Dataset rows about figures:
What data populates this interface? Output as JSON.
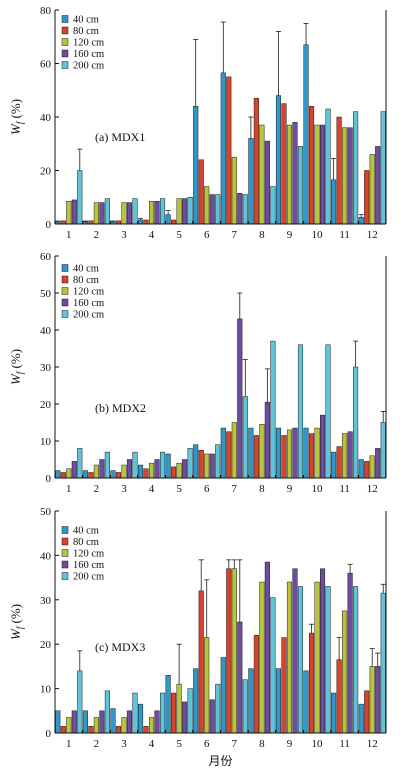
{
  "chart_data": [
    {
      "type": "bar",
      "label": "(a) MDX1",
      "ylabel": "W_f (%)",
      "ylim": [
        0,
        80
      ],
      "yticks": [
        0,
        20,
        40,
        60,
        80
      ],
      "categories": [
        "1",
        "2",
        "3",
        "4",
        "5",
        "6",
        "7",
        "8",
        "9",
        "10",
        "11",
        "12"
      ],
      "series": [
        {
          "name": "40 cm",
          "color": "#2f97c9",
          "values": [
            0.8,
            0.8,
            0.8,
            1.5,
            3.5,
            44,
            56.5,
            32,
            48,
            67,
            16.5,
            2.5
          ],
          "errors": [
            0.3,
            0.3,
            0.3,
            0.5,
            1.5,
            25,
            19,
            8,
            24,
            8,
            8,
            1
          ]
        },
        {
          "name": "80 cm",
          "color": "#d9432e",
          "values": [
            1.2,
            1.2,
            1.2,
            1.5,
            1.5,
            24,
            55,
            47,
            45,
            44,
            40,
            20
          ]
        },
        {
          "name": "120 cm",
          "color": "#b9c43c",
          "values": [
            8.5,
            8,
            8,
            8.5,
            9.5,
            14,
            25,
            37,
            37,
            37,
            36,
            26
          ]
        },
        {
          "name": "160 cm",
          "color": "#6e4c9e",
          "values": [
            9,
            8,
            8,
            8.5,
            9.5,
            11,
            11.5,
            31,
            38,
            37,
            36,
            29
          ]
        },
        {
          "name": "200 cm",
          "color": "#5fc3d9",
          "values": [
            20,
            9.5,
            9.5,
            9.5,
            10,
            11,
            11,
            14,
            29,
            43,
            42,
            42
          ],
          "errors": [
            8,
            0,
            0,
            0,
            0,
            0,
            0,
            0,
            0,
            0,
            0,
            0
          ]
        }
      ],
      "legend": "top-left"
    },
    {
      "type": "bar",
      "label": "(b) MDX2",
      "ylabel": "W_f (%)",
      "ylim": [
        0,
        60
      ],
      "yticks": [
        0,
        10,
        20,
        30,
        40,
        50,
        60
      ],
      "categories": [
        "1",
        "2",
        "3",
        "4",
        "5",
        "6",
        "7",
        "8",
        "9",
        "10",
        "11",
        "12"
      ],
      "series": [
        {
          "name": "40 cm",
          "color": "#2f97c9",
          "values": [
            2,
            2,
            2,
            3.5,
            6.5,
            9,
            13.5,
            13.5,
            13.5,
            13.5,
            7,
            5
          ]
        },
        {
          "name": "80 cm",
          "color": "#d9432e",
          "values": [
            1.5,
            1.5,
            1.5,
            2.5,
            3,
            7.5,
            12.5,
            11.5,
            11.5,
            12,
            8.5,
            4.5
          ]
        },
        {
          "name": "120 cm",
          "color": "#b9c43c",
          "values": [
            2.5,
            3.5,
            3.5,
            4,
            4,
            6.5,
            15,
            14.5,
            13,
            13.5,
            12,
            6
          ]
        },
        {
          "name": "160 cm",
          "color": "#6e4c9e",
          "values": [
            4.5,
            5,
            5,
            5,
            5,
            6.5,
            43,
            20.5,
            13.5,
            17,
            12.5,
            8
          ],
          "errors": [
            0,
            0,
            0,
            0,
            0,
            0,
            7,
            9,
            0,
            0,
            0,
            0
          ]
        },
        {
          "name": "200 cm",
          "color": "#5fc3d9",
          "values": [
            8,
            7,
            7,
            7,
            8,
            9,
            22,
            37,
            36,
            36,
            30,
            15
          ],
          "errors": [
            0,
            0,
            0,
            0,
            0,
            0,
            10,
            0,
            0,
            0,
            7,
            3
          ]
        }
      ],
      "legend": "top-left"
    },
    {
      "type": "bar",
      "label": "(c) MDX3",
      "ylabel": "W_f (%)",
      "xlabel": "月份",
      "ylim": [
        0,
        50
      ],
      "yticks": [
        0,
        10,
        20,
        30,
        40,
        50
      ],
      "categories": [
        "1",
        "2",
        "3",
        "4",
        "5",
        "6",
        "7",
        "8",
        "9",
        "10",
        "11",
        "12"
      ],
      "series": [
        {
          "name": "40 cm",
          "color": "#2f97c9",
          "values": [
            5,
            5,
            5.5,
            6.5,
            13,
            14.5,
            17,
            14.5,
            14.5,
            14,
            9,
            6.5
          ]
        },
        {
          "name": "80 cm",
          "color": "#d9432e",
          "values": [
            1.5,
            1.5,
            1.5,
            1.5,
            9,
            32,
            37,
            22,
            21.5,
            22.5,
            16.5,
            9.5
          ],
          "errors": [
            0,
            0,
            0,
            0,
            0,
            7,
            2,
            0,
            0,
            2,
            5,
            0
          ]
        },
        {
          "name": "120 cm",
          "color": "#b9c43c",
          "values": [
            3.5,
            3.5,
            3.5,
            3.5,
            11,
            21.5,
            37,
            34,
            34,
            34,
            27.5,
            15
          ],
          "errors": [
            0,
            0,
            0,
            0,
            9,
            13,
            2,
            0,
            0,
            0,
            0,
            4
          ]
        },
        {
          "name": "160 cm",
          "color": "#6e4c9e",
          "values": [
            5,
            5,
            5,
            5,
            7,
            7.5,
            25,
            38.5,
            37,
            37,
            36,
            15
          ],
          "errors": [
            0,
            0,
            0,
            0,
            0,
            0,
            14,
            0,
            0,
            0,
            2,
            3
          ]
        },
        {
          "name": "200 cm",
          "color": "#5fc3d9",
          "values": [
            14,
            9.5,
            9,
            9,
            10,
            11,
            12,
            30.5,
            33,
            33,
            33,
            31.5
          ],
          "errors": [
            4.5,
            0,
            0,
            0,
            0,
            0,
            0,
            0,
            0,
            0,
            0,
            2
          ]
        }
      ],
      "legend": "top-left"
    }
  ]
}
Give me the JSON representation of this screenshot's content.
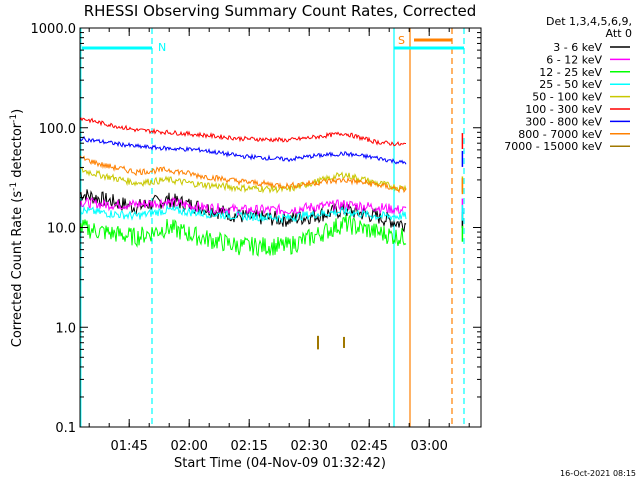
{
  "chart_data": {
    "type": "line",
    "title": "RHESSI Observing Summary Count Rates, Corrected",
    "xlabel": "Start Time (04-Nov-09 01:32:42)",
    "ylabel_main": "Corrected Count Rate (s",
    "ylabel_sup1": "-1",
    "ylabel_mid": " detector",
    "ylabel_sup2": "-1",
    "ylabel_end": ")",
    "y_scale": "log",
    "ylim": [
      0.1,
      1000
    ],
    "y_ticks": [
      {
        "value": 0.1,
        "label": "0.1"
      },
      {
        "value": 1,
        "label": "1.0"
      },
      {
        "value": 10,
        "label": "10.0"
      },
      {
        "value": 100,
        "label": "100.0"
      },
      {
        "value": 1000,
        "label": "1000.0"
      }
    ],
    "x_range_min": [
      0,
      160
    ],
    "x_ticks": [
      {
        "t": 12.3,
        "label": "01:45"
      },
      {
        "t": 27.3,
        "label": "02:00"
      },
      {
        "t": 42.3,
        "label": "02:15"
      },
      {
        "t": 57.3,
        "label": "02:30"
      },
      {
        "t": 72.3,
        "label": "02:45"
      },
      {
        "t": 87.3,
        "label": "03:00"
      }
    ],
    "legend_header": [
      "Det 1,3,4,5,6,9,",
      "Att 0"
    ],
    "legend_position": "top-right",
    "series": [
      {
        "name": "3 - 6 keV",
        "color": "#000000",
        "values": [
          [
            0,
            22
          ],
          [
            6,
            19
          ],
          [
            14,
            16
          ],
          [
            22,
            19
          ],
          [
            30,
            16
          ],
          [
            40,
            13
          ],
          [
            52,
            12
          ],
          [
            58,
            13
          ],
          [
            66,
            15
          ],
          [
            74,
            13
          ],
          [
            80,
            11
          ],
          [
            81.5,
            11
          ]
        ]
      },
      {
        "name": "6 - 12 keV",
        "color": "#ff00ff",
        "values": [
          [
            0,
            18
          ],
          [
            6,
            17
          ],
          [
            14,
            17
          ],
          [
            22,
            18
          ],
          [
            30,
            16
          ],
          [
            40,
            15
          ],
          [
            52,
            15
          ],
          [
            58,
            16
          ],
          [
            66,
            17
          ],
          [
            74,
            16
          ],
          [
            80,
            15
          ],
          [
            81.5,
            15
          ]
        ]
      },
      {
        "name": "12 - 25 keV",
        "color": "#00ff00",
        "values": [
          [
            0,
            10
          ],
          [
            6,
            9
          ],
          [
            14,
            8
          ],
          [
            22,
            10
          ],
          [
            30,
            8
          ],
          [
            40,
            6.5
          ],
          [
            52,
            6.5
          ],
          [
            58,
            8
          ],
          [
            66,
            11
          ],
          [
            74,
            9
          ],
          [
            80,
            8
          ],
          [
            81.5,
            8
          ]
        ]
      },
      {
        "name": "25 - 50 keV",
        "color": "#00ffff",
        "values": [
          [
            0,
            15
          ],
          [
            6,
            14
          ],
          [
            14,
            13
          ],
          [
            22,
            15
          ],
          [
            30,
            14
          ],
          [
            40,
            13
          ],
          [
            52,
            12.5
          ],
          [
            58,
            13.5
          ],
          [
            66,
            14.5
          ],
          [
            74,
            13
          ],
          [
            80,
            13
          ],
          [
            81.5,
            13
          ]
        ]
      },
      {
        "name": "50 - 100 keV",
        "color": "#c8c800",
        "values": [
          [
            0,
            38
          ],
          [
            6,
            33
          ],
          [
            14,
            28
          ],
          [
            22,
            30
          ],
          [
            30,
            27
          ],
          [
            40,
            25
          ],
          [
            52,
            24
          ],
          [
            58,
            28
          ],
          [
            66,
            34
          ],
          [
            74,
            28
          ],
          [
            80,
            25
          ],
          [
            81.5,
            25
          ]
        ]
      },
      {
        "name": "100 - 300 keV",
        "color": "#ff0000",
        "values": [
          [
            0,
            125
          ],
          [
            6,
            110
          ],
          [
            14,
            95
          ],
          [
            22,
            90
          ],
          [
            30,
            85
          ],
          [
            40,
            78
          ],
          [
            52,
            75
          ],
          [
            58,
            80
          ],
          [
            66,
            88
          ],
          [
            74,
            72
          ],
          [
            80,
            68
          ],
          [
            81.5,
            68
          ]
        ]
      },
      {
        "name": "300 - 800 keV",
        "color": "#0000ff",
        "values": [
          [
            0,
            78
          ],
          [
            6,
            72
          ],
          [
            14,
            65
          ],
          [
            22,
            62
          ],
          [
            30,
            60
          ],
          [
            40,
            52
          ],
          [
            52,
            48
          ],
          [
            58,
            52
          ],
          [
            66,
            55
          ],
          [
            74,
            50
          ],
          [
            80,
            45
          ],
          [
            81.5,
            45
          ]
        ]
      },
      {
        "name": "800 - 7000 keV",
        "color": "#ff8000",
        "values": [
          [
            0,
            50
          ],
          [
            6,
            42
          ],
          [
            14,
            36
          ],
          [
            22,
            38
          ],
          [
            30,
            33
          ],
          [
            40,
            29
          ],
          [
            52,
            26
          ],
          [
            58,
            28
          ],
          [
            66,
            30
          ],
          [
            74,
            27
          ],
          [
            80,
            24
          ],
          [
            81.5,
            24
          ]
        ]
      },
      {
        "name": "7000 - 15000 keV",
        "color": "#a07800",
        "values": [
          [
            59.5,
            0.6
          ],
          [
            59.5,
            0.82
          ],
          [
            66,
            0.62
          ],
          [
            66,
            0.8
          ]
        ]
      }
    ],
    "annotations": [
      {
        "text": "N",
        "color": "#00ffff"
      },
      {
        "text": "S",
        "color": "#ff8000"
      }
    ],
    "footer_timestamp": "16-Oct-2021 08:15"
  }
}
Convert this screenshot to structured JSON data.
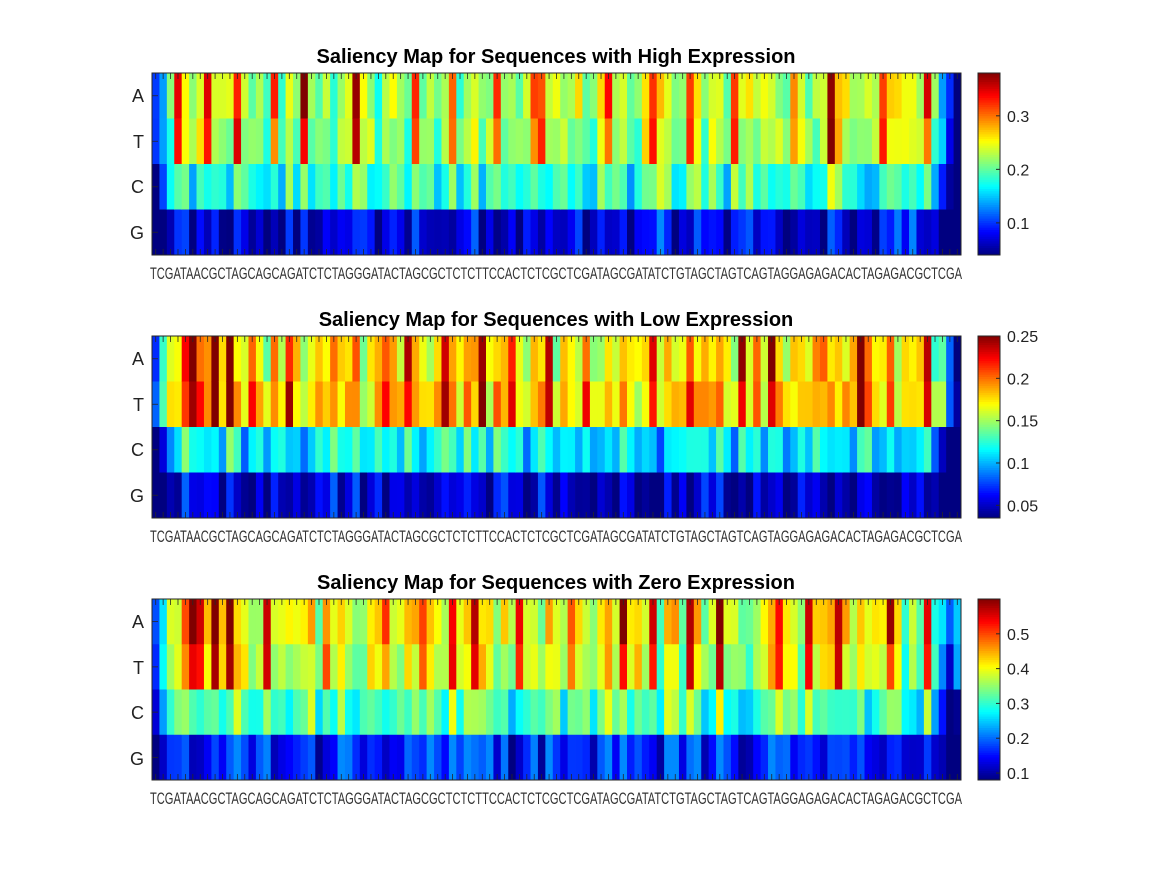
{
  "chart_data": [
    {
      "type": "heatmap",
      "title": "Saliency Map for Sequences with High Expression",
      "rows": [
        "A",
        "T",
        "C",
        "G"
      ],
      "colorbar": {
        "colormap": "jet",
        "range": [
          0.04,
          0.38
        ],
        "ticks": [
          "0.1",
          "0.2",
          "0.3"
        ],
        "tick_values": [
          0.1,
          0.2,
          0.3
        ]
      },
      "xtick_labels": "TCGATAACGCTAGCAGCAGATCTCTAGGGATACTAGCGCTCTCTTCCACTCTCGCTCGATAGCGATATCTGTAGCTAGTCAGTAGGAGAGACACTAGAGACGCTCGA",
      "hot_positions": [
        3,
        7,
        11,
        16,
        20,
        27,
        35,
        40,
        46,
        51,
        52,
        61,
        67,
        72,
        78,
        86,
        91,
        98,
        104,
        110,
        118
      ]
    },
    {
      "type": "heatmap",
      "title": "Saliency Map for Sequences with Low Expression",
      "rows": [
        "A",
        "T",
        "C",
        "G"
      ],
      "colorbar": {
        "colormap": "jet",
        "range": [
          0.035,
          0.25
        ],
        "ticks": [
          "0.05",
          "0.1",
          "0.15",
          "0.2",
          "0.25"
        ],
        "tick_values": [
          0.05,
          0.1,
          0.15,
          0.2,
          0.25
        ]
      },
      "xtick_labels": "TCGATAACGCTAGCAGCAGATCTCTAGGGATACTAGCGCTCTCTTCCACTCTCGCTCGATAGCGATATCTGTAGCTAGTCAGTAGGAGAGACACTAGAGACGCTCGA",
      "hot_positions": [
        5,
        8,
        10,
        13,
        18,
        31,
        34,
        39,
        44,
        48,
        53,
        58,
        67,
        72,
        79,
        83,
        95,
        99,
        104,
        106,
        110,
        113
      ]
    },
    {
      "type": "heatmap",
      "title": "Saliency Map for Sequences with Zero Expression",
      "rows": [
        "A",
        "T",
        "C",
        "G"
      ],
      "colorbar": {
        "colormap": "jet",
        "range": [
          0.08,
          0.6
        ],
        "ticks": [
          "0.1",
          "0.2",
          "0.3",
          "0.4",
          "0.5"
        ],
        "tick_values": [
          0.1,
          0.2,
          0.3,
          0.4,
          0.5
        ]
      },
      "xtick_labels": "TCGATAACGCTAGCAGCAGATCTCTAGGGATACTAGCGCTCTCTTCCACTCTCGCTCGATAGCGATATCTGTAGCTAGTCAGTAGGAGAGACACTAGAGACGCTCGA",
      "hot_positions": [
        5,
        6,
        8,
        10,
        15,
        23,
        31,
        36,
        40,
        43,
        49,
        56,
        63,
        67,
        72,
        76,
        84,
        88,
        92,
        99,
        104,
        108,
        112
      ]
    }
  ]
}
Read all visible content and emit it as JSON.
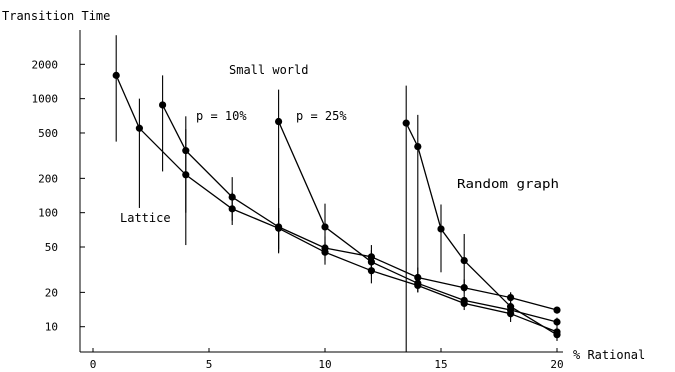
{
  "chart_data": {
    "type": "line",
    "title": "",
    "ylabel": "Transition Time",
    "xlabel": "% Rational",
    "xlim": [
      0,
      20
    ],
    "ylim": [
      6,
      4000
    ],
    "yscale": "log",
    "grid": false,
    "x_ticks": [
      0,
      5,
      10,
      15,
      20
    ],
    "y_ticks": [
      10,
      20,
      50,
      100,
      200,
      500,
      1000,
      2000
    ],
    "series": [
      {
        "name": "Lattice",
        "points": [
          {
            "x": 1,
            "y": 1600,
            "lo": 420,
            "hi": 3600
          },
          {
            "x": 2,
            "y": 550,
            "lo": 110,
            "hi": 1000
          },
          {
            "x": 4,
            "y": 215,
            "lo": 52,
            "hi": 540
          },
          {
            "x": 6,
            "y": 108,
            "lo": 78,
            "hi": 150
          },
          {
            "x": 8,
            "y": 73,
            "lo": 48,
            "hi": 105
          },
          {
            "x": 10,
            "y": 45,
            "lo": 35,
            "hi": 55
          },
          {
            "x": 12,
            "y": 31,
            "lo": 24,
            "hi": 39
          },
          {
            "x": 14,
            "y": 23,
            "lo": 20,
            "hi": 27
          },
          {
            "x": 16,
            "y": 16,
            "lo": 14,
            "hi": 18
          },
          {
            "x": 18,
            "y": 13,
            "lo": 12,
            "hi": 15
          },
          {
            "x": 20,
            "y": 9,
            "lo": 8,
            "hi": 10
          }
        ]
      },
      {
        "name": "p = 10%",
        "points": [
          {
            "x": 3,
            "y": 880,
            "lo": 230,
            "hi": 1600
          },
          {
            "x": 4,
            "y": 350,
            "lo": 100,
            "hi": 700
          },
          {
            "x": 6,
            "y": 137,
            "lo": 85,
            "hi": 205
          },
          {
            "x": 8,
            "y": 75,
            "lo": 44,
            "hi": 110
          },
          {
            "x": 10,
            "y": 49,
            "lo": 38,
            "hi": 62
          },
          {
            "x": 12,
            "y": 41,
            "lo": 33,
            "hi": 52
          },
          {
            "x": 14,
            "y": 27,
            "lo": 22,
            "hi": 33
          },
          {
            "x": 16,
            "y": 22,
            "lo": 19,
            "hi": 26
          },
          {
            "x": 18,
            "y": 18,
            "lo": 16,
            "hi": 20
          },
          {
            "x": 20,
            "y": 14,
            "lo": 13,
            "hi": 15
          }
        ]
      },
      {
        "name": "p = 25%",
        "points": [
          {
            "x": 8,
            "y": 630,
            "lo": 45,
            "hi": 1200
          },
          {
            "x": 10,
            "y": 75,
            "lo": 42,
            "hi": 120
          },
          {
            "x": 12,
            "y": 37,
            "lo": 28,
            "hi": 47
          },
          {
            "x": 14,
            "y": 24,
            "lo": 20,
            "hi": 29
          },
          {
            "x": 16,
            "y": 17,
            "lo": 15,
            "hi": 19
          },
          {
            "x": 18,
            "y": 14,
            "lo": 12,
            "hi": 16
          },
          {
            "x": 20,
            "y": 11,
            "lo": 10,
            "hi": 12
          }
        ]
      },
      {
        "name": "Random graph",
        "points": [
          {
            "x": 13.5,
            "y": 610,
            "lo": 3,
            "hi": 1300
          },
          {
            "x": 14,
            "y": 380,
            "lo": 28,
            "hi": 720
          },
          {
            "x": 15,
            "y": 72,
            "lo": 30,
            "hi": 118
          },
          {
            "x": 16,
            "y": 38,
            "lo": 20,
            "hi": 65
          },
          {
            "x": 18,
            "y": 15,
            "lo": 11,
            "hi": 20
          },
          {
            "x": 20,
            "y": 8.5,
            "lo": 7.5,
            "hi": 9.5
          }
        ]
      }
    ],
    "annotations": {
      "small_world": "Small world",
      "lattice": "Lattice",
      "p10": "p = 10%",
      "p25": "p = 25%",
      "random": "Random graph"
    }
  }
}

◆ GIVEN PROBLEM
The answer is a single number, the count of lines in the records that contain the string "content".

◆ THE RESPONSE
2